#### DOCUMENT
↓

Managing Metadata Storage with Purge

The volume of metadata maintained by Navigator Metadata Server can grow quickly and exceed the capacity of the Solr instance that processes the index, which can affect search results speed and time to display data lineage. In addition, stale metadata may show relationships that no longer exist, or the lineage may take longer to display than necessary as the system processes extraneous details.

Cloudera Navigator's purge function removes metadata for files that have been deleted or for operations that are older than the specified timeframe. The result is faster search and more precise (up-to-date) lineage diagrams.

In addition, purging before upgrading Cloudera Navigator to a new release can speed-up the upgrade process and reduce the chance of out-of-memory errors.

The purge function can be used in different ways:

Scheduling the Purge Process

Use the Cloudera Navigator console to configure a schedule for a regular weekly purge of deleted and stale metadata from the Navigator Metadata Server and its associated database.

To configure the automated purge schedule:
  1. Log in to the Cloudera Navigator console using an account with Full Administrator privileges.
  2. Go to Administration > Purge Settings tab.

    The current Metadata and Lineage purge schedule displays, along with lists of up to five upcoming scheduled purges and a list of up to five most recent completed purges.



To change the existing schedule:
  1. Click Edit.
  2. Set the purge process options.
    Option Default Range of selectable values and usage note
    How often Weekly Not configurable. The purge runs weekly per your specifications for Day and Time. It is enabled by default.
    Day Saturday Select a day for the purge that will have minimal impact to your user community.
    Time 12 Midnight Hourly time, from 12 Midnight through 11 PM. Select a time that will have minimal impact on production.
    Maximum purge duration 12 hours Set the amount of time you want to allow for the purge process to run. If not already complete, the HDFS purge process will not add any new items to purge after your specified duration. Entities purged to that point remain purged. All non-HDFS purge processes will run without limit. If set to 0, the purge is disabled.

    No other Cloudera Navigator operations, including through the console, can occur during the purge process.

    Purge HDFS entities deleted more than* 60 days The number of days after an entity is deleted that elapse until the purge process removes its metadata. For example, a setting of 1 day purges entities deleted before two days ago but retains entities deleted yesterday.

↑

Spatial annotation records
↓

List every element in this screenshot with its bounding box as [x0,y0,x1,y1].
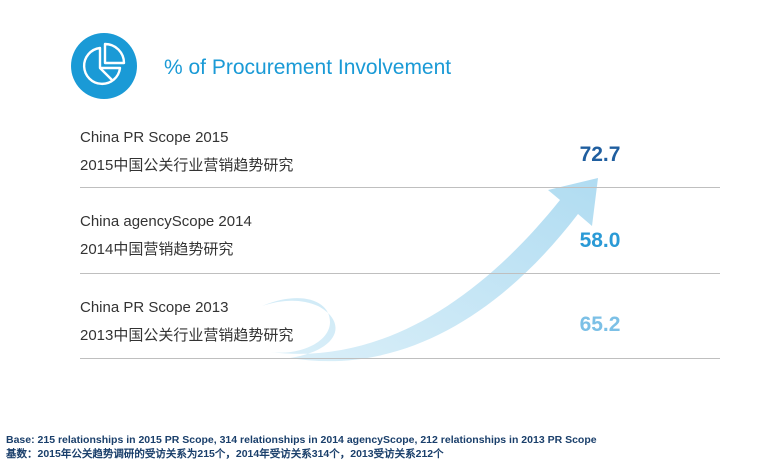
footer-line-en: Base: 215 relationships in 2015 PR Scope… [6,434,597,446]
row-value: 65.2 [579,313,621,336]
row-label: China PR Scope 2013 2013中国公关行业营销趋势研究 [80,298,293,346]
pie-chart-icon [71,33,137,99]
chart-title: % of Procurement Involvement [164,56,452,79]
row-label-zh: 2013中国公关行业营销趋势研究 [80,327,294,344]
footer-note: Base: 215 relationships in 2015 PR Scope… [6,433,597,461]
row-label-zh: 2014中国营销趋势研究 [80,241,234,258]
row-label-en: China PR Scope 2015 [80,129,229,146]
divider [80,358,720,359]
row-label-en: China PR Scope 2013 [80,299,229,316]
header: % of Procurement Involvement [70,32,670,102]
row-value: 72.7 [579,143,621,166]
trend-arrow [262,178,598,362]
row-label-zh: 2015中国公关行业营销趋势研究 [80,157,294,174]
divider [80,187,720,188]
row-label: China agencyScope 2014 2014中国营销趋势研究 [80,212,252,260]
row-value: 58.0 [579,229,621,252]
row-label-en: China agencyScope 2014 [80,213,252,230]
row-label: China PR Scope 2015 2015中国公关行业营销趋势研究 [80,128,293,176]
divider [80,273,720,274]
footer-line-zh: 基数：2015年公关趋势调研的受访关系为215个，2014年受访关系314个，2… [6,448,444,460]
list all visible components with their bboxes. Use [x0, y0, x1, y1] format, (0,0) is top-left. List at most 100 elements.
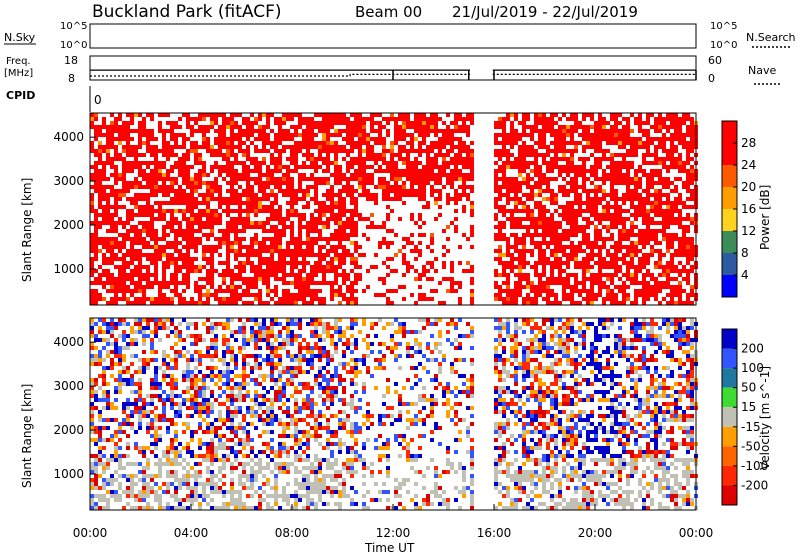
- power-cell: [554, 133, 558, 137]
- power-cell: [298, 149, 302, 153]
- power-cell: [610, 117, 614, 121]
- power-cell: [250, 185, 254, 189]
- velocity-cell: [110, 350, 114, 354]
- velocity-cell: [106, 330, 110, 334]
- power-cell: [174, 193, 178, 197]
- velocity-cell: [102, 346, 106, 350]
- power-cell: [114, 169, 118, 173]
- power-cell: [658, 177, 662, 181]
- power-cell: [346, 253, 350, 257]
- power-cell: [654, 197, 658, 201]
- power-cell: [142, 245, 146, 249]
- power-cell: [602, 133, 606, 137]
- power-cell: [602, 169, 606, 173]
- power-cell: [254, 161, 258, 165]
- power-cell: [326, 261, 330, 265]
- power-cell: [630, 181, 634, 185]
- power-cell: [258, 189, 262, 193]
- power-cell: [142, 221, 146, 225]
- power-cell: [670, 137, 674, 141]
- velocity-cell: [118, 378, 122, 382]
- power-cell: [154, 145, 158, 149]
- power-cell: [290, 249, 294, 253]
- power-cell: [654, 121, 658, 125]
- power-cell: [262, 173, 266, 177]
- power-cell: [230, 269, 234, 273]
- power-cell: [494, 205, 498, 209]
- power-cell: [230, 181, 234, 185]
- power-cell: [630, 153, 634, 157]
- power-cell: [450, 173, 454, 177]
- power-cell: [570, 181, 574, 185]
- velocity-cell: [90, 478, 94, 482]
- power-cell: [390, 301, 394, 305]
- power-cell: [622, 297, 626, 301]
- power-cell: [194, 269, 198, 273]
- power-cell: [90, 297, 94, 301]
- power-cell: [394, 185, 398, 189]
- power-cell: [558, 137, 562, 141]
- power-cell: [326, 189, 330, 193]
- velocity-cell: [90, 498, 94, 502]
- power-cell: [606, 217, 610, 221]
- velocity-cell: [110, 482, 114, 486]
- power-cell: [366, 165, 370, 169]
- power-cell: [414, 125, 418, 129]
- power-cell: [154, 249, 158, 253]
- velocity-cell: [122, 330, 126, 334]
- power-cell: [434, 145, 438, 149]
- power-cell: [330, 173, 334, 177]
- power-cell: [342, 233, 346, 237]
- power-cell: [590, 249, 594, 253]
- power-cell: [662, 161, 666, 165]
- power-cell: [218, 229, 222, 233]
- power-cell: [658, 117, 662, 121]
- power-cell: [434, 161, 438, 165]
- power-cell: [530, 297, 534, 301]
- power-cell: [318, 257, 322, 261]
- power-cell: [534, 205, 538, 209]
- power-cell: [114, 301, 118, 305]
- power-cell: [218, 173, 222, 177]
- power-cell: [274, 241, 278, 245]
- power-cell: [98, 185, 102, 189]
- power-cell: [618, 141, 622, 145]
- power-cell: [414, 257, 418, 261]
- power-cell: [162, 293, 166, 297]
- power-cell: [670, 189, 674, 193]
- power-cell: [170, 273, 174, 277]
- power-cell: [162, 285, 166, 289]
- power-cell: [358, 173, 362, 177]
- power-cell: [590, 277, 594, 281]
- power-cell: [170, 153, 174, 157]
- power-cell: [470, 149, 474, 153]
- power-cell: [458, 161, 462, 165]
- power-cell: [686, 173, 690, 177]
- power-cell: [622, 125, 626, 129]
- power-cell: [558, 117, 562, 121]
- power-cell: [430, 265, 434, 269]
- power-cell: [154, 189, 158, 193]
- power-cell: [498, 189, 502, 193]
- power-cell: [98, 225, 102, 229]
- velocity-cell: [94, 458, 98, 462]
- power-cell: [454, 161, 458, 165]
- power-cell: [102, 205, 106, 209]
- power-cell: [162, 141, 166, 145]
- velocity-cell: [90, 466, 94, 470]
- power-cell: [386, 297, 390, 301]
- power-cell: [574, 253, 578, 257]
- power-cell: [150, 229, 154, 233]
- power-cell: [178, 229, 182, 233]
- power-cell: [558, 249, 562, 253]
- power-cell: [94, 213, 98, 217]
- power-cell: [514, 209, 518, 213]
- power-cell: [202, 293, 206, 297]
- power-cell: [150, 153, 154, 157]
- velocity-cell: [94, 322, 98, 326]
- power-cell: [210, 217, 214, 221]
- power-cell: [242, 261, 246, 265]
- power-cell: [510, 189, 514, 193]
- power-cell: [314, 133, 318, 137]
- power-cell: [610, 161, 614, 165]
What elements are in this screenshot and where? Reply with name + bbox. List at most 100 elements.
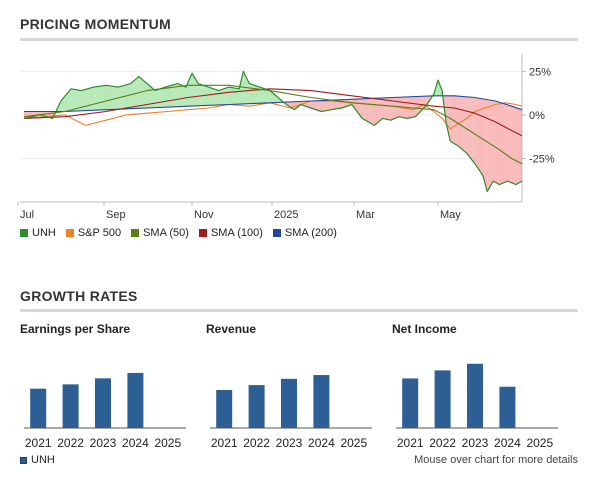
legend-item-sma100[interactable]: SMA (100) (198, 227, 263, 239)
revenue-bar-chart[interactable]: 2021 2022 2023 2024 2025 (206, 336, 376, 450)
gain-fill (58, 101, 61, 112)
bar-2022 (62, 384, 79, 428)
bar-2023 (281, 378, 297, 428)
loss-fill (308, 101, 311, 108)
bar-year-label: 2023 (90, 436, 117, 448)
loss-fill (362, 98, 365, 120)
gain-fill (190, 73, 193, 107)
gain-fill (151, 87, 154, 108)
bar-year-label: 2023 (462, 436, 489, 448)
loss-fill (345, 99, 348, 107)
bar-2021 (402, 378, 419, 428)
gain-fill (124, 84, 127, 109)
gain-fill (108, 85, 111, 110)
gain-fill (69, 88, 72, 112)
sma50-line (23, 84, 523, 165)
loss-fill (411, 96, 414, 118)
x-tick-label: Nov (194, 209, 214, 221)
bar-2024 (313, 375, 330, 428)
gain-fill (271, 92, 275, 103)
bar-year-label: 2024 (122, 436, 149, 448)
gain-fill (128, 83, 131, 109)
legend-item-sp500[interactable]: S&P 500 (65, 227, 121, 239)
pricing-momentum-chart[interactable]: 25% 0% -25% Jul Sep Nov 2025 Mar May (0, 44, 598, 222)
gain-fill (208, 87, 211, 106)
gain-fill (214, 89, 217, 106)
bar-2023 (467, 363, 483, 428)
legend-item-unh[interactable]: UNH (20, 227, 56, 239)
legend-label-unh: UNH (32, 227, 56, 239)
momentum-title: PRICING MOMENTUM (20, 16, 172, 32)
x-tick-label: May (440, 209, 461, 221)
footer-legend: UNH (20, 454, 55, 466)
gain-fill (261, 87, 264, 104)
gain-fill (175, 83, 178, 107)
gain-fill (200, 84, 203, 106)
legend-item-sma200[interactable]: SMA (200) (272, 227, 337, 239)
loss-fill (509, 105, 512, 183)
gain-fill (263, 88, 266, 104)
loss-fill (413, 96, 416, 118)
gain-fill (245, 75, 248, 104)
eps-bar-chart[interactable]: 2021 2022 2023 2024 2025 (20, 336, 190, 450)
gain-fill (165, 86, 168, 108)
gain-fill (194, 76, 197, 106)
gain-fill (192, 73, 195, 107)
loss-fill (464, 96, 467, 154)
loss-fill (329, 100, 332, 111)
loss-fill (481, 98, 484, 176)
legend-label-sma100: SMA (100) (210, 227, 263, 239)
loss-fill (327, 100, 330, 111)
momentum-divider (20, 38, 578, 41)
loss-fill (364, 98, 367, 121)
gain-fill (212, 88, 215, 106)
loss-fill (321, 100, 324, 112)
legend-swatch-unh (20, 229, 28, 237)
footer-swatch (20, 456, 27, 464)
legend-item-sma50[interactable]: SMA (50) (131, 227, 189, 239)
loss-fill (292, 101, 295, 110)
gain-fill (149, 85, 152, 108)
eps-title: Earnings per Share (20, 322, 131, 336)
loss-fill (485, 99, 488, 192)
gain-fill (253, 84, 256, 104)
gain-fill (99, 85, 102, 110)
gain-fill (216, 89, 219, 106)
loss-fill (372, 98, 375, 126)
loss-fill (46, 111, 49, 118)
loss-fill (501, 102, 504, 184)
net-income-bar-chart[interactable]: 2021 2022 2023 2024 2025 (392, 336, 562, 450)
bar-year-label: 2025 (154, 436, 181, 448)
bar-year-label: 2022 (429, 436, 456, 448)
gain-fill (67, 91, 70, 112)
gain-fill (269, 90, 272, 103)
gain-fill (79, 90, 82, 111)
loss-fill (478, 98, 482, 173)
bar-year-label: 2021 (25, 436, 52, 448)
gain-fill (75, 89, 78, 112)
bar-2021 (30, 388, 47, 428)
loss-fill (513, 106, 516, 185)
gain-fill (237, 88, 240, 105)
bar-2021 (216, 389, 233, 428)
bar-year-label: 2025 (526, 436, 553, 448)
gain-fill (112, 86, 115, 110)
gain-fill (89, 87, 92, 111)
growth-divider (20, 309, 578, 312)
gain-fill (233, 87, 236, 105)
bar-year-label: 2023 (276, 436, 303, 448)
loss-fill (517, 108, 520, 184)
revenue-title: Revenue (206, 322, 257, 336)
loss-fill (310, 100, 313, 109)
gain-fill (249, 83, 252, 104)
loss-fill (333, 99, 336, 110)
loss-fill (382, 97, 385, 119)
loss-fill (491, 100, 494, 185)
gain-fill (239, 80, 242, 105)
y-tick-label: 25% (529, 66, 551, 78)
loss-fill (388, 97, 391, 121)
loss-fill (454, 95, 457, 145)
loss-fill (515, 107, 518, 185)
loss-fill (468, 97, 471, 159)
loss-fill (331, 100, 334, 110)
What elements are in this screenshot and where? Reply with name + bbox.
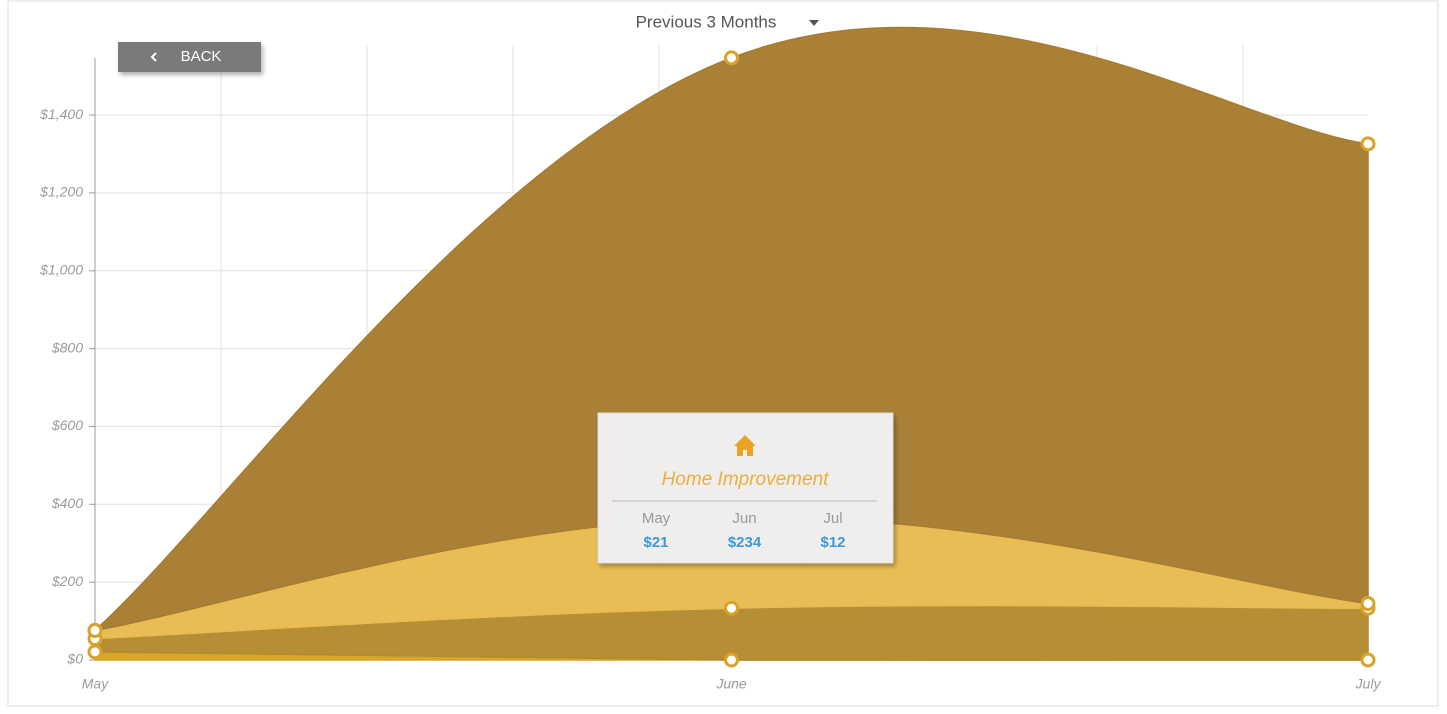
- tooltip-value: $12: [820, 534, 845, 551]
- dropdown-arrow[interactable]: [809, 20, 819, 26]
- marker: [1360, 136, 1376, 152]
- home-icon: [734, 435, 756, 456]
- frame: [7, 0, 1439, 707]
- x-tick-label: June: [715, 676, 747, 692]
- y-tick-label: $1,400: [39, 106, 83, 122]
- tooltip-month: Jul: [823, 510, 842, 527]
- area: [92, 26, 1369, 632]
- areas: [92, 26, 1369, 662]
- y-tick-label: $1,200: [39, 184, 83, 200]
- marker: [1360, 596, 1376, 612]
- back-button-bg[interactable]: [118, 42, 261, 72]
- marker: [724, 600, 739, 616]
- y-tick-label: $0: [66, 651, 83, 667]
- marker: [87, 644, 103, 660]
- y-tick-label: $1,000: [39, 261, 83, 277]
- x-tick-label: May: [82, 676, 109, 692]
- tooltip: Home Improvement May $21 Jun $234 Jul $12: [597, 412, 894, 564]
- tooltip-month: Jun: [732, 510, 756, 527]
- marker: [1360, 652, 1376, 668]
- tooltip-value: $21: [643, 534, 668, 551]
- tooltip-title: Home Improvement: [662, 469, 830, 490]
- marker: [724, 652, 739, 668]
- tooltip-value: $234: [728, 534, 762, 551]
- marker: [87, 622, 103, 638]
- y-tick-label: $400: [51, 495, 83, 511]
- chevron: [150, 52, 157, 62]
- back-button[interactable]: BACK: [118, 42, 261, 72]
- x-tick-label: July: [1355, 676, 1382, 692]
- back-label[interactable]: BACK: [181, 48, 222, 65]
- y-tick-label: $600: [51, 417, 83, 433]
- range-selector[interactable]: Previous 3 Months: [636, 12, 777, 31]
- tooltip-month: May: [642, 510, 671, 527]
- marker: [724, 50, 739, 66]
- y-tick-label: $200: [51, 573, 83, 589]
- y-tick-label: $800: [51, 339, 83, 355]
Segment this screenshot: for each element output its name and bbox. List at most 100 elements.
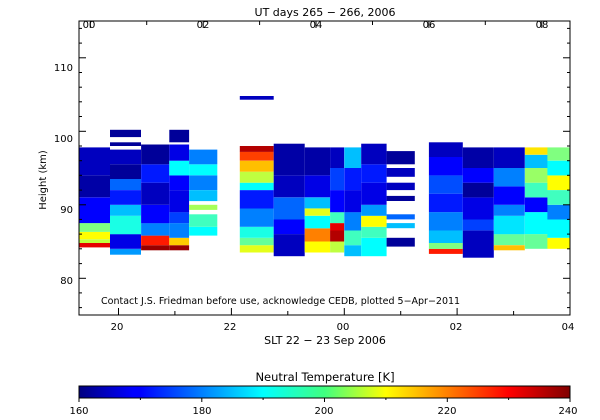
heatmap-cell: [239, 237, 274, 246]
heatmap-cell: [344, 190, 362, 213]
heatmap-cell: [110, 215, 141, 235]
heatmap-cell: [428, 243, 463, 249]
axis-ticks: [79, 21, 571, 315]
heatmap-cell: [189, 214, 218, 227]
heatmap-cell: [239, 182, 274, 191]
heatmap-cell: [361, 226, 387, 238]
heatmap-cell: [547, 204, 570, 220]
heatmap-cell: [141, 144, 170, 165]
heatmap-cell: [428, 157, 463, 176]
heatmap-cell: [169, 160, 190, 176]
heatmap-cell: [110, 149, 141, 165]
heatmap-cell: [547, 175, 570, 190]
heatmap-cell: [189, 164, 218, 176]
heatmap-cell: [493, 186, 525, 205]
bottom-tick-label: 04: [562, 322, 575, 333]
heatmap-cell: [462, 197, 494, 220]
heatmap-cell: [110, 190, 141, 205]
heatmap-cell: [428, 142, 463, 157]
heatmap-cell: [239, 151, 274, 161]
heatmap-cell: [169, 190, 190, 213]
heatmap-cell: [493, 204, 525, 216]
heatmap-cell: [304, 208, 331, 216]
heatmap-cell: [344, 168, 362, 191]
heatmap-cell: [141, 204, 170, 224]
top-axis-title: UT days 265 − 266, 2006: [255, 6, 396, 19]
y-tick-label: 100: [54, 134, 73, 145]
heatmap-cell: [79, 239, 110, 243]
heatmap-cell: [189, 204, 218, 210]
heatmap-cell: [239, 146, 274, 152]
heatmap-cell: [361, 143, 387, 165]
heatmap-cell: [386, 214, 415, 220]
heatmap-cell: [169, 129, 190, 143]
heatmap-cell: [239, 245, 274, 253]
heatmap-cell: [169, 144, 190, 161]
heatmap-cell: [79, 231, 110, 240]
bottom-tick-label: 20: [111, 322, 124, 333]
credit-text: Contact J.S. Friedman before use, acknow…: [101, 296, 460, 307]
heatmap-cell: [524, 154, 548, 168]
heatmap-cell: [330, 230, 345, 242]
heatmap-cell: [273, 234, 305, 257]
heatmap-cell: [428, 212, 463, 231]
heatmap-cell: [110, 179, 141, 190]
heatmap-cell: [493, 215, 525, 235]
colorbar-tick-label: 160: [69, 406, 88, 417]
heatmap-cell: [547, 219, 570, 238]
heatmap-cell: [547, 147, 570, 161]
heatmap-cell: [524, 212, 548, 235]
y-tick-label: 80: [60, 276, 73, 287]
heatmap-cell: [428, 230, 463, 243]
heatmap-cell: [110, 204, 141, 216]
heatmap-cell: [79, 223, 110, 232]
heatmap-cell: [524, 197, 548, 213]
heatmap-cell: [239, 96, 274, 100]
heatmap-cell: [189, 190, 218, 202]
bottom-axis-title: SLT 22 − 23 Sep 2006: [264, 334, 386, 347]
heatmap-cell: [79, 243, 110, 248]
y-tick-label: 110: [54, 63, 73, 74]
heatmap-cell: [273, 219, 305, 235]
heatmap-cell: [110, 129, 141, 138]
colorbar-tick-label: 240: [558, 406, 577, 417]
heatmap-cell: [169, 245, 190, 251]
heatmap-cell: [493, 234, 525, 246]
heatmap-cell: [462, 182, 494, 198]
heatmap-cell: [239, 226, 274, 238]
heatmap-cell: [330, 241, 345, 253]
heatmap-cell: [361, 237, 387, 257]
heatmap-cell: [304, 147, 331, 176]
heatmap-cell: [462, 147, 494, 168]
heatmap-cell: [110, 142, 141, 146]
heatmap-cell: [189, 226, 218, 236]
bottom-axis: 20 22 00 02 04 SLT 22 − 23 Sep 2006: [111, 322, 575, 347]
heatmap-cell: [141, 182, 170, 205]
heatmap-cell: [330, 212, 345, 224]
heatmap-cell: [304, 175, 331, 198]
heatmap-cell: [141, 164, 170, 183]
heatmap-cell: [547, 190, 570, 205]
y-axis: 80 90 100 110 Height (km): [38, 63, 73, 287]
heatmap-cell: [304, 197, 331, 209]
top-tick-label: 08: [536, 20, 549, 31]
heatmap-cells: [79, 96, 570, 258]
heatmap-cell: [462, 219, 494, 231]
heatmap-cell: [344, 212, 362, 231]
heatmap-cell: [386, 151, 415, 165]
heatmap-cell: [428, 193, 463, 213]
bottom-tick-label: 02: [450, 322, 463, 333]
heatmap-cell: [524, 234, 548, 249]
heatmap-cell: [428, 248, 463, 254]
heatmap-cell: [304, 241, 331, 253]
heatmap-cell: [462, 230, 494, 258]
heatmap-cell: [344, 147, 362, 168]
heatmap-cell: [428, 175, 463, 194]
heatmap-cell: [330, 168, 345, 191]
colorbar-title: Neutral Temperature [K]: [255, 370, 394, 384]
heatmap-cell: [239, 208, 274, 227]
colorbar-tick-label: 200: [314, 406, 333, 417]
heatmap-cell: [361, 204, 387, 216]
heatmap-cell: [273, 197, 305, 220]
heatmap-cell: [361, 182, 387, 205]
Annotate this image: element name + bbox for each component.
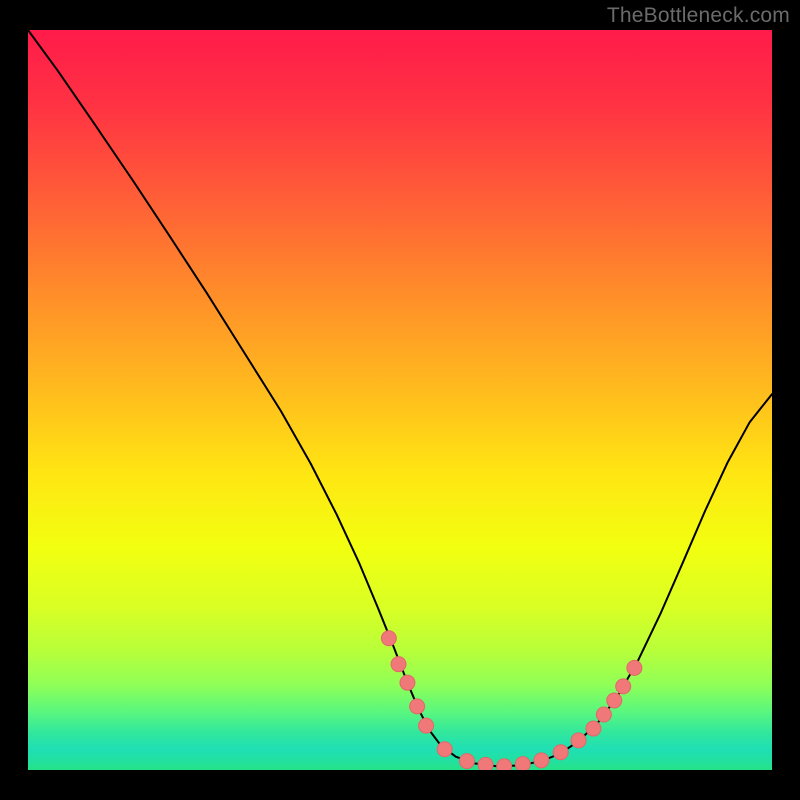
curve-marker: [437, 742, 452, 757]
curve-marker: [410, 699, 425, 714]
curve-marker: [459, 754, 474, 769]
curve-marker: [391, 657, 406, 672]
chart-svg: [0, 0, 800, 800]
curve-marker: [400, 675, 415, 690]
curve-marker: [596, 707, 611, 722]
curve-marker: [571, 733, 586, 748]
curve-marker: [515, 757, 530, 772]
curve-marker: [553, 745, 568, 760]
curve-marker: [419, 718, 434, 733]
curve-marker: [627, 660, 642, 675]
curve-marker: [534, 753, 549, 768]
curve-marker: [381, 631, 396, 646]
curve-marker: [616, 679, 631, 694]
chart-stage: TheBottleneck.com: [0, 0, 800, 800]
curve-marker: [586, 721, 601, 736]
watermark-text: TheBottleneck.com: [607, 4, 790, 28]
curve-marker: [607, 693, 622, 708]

↑

#### REQUIREMENT 1
Please rewrite the text on metadata purging starting at "The current Metadata" and ending at "your user community.", switching "Saturday" to "Sunday".
#### REQUIREMENT 2
From the records, extract the lines starting at the line that contains "heatmap-cell: [239, 237, 274, 246]" and ending at the line that contains "bottom-tick-label: 04: [562, 322, 575, 333]", unchanged.
The records and the text on metadata purging are separate material.

#### EXERCISE RESULT 1
The current Metadata and Lineage purge schedule displays, along with lists of up to five upcoming scheduled purges and a list of up to five most recent completed purges.



To change the existing schedule:
  1. Click Edit.
  2. Set the purge process options.
    Option Default Range of selectable values and usage note
    How often Weekly Not configurable. The purge runs weekly per your specifications for Day and Time. It is enabled by default.
    Day Sunday Select a day for the purge that will have minimal impact to your user community.

#### EXERCISE RESULT 2
heatmap-cell: [239, 237, 274, 246]
heatmap-cell: [344, 190, 362, 213]
heatmap-cell: [110, 215, 141, 235]
heatmap-cell: [428, 243, 463, 249]
axis-ticks: [79, 21, 571, 315]
heatmap-cell: [189, 214, 218, 227]
heatmap-cell: [239, 182, 274, 191]
heatmap-cell: [361, 226, 387, 238]
heatmap-cell: [547, 204, 570, 220]
heatmap-cell: [141, 144, 170, 165]
heatmap-cell: [428, 157, 463, 176]
heatmap-cell: [169, 160, 190, 176]
heatmap-cell: [110, 149, 141, 165]
heatmap-cell: [547, 175, 570, 190]
heatmap-cell: [189, 164, 218, 176]
heatmap-cell: [493, 186, 525, 205]
bottom-tick-label: 04: [562, 322, 575, 333]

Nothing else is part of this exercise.